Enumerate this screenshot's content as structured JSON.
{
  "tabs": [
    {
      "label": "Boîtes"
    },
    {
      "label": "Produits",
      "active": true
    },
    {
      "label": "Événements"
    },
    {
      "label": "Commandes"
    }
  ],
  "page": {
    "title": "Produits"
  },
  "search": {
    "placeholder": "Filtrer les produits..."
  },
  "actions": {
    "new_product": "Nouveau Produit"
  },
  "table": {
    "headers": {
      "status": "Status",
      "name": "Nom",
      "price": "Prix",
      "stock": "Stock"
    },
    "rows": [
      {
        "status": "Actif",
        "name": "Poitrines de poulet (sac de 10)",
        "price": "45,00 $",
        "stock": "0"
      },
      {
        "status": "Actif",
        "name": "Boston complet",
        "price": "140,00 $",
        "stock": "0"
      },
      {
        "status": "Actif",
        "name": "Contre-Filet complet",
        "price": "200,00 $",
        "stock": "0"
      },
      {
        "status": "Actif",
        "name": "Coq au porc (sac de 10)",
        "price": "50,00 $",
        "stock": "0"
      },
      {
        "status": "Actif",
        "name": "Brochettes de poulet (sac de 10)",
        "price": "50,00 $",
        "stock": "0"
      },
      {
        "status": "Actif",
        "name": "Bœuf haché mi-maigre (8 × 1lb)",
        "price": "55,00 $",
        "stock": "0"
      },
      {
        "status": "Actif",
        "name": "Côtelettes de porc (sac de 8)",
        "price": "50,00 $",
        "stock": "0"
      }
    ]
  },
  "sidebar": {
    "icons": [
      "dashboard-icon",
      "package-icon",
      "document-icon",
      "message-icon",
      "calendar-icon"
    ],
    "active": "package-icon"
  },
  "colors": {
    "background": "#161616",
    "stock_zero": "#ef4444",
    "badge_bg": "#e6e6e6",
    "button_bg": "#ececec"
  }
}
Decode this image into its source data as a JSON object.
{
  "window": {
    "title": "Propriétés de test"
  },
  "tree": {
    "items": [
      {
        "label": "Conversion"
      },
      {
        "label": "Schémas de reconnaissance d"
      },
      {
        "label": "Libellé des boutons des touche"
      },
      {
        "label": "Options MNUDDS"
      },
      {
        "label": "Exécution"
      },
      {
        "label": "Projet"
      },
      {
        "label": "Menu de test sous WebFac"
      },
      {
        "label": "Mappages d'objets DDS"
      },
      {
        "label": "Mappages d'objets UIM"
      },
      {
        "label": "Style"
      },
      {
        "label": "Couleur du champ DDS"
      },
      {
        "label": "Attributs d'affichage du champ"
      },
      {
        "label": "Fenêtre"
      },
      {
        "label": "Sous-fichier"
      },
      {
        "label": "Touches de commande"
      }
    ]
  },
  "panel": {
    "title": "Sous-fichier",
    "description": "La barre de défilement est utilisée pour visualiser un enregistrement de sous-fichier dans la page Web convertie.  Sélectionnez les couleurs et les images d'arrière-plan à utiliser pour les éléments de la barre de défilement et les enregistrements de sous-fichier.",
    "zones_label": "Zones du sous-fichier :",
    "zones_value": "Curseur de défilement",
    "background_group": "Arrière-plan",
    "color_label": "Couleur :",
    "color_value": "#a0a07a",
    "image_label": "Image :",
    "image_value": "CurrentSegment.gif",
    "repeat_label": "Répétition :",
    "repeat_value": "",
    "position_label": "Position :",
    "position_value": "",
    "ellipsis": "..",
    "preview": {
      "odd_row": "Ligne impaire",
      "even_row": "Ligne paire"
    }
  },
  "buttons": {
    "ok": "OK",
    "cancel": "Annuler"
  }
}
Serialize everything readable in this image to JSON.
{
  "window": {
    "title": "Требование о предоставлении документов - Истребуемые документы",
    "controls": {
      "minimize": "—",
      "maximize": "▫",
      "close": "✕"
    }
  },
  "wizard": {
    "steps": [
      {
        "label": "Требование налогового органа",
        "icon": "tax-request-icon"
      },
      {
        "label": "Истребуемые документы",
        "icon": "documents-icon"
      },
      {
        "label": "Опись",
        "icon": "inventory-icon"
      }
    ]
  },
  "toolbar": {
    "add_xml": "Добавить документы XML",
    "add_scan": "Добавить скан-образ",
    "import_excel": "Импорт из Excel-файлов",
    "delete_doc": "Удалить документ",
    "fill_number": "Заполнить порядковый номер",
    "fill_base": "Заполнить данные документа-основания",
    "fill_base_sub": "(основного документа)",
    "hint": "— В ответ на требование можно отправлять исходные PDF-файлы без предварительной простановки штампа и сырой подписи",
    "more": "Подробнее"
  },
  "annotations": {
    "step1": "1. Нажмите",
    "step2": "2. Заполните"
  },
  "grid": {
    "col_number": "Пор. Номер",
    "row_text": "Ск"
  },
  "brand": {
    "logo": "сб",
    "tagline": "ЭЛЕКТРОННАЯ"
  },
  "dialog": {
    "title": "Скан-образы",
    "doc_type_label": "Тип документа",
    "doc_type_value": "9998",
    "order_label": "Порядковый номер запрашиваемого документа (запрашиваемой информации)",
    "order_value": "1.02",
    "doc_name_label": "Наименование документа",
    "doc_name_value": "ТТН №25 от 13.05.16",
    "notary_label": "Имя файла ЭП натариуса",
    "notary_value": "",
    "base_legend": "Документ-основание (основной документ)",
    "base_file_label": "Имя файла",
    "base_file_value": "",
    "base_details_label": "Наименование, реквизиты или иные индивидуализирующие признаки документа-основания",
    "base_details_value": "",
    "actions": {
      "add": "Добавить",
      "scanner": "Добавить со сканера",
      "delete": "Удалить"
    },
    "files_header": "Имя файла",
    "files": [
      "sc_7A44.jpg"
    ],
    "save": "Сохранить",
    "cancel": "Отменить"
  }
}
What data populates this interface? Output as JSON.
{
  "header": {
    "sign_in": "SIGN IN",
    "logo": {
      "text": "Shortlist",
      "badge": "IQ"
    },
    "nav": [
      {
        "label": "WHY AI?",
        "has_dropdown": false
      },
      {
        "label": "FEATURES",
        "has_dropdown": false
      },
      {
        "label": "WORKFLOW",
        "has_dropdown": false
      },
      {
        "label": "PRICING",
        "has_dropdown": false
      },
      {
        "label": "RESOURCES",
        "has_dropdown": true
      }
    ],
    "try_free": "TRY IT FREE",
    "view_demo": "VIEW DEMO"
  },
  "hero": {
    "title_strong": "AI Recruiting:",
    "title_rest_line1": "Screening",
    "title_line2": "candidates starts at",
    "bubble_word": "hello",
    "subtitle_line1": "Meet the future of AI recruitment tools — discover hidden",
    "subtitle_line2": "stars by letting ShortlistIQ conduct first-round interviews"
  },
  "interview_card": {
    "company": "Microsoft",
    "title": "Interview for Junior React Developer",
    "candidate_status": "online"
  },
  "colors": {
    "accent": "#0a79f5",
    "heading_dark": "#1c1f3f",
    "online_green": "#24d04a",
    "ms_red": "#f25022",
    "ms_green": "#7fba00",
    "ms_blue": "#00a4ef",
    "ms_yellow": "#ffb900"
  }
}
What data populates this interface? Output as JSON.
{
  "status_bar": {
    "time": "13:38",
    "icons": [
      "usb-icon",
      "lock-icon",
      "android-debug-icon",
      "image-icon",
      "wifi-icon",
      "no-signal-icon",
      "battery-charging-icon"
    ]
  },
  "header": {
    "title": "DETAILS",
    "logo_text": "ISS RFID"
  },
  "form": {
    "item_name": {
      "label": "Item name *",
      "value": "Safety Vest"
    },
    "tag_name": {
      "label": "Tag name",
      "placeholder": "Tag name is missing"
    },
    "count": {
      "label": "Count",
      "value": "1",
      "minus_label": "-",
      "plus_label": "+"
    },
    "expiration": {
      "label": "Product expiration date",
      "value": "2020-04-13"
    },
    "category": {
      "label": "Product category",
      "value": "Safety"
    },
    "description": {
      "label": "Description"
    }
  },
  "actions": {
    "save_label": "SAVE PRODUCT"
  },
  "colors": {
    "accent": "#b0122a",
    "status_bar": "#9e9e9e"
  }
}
────────────────────────────────────────
Task to complete:
Using the listing above, return all lines where the word "Истребуемые" occurs.

Correct answer:
    "title": "Требование о предоставлении документов - Истребуемые документы",
        "label": "Истребуемые документы",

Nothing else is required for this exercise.